**Problem description:** Collect each line of the data below that contains the word "bounding", and copy those lines unchanged.

**Data supplied:**
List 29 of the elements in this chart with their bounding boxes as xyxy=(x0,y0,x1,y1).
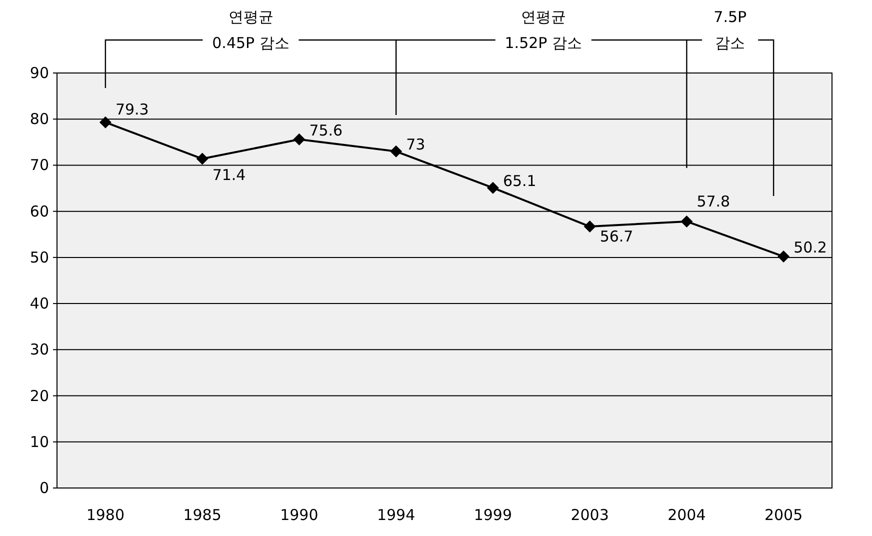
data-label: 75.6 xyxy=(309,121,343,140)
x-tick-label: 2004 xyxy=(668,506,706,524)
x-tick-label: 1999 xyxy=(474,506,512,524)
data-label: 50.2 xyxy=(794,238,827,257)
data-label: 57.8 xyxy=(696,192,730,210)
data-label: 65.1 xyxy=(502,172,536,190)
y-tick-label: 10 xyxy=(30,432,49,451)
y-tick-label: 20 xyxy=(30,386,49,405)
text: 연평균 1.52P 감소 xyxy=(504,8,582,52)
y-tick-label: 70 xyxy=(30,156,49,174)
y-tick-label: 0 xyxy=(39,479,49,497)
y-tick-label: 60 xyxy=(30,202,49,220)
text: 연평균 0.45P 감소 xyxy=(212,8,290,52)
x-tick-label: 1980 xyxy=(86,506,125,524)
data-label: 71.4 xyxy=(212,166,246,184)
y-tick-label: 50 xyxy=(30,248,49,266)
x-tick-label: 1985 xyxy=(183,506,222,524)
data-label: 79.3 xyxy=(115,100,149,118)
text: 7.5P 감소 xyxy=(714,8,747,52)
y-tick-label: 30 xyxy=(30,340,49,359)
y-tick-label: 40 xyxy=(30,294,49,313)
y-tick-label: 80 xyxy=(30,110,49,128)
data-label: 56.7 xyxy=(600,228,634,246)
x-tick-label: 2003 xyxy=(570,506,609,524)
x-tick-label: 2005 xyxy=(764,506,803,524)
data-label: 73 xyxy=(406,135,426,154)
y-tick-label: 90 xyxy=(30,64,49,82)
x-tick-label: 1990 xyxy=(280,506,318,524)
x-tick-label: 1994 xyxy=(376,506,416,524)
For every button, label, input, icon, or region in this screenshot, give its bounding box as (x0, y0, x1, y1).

**Answer in full:**
List 29 of the elements in this chart with their bounding boxes as xyxy=(x0,y0,x1,y1).
For every button, label, input, icon, or region in this screenshot, give its bounding box as (x0, y0, x1, y1).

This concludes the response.